Provide the count of lines that hold "color" and no other output.

(Figure collection entries)
— start —

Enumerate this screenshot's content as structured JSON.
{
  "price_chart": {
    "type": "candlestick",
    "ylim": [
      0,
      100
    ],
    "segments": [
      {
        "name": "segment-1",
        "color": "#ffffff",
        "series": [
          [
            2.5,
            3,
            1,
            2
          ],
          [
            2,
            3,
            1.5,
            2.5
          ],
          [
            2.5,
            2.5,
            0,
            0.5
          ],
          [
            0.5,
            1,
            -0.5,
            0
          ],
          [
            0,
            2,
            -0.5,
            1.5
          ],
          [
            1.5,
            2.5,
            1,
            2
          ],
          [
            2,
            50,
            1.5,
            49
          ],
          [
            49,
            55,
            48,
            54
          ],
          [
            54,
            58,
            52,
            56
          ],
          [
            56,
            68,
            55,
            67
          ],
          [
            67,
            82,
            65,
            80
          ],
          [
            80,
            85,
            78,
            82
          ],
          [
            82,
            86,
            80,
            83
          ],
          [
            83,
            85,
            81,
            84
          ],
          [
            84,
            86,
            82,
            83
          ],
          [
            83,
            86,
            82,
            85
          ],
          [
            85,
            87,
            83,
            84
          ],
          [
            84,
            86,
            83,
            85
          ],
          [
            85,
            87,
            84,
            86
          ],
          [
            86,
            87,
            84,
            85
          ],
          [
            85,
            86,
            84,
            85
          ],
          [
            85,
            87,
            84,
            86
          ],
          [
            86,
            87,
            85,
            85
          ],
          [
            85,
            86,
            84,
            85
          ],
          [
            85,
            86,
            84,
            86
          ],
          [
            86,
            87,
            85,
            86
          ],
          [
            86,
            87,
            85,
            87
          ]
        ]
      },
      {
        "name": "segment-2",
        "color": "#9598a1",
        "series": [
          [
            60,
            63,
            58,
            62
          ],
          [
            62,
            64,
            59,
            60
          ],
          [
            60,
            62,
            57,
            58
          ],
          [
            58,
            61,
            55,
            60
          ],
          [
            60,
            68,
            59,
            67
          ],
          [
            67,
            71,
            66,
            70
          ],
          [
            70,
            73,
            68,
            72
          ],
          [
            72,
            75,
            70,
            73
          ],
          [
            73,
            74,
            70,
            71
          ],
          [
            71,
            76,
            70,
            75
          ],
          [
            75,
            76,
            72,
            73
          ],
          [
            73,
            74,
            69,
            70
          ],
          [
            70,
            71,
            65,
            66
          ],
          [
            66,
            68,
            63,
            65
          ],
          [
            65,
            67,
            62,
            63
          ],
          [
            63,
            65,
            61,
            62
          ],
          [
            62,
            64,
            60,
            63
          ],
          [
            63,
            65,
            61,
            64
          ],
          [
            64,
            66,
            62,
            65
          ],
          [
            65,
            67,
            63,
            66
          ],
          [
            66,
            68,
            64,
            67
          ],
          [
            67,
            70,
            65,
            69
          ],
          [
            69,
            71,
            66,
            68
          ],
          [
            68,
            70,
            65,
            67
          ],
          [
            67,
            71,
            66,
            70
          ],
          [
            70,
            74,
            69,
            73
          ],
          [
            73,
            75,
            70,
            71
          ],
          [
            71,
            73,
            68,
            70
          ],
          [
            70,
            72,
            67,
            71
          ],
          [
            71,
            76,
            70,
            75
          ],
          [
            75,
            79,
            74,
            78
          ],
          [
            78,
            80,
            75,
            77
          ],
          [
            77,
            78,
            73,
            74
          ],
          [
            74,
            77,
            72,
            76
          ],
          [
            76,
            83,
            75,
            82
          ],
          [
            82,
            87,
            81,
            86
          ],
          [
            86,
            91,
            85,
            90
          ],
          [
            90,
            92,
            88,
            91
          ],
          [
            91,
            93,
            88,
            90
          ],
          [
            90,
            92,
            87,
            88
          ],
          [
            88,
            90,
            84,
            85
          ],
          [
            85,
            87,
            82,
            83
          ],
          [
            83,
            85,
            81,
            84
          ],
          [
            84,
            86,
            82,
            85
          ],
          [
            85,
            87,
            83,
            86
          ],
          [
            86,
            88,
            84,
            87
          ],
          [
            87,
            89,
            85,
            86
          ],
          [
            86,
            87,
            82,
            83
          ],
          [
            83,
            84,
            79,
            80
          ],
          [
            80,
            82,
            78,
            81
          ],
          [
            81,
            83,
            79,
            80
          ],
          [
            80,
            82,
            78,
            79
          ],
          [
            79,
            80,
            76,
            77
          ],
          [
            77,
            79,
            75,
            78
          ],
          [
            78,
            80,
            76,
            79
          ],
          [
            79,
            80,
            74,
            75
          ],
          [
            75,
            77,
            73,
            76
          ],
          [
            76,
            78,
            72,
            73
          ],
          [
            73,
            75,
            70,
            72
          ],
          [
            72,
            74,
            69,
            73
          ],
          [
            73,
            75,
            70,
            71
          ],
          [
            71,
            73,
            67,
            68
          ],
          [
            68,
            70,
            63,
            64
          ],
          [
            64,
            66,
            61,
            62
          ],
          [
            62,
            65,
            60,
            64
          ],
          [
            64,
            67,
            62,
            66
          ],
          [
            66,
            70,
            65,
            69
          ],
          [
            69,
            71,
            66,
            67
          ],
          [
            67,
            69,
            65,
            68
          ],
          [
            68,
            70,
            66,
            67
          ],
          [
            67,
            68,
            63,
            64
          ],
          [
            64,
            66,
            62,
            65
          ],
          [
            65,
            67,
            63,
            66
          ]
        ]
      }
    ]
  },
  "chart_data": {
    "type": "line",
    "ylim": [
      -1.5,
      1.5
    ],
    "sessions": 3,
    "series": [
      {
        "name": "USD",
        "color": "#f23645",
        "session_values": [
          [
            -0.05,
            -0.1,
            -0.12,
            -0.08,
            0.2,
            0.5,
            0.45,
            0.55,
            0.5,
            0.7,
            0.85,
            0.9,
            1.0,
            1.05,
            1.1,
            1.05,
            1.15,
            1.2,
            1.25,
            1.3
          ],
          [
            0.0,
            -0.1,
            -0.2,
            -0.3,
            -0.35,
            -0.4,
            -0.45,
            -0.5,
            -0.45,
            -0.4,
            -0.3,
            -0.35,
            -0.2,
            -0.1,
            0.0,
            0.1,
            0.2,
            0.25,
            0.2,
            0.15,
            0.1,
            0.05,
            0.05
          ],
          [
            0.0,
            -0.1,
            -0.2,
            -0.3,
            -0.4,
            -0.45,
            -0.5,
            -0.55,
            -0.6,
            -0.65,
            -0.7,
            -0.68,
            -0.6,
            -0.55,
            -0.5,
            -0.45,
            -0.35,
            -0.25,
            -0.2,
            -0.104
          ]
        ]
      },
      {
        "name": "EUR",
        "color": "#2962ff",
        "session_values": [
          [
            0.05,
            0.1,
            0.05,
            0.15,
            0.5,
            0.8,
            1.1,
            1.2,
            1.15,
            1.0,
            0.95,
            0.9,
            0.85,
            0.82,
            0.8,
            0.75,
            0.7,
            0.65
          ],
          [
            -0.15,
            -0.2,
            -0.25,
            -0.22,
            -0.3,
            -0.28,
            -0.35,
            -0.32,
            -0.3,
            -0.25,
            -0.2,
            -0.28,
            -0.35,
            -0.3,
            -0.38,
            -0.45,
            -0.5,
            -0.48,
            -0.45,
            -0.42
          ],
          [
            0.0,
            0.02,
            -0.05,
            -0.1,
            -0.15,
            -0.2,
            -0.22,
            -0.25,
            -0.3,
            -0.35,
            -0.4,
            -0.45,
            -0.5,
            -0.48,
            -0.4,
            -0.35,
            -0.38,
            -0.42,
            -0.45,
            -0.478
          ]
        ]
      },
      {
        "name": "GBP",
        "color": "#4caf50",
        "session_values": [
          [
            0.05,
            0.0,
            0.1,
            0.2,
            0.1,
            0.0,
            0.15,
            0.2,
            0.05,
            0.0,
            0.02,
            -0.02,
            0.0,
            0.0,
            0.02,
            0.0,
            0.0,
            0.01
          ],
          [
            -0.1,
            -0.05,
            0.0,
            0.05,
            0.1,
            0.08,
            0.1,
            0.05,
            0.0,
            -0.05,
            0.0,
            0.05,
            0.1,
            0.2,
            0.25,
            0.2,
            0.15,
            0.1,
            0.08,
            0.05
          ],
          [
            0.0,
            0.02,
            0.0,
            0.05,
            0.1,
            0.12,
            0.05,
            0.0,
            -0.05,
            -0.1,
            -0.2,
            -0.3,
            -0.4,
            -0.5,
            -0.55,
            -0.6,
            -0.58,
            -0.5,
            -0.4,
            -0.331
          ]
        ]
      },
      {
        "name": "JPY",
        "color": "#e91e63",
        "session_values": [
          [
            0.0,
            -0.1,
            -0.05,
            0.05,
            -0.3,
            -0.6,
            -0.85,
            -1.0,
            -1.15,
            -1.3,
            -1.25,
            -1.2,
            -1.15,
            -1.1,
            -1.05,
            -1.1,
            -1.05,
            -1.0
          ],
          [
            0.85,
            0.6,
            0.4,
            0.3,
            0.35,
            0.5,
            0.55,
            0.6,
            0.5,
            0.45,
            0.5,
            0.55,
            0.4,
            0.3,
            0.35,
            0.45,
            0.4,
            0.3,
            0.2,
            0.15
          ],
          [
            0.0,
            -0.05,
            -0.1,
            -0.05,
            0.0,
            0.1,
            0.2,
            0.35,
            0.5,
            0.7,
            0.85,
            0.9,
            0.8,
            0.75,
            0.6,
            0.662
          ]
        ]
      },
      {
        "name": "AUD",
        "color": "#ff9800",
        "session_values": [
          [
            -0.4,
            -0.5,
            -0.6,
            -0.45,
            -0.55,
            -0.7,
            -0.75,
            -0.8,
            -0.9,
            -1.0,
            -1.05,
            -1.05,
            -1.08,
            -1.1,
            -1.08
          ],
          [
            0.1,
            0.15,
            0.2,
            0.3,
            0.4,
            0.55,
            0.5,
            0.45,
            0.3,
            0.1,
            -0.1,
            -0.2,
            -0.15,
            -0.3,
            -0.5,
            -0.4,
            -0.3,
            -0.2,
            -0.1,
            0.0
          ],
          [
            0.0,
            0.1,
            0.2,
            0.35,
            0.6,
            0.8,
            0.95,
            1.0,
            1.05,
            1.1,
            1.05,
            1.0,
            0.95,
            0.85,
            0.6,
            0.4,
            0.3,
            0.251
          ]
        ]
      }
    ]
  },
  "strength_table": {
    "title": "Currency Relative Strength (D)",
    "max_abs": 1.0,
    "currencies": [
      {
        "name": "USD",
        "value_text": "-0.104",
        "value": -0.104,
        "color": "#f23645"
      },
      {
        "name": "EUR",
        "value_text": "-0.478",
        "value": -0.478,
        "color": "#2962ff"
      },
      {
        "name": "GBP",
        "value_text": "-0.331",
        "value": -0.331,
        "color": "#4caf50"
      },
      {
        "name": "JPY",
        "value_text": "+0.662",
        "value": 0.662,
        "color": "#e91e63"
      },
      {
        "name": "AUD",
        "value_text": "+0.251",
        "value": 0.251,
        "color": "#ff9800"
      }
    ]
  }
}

— end —

◆ RESULT FOR THIS TASK
12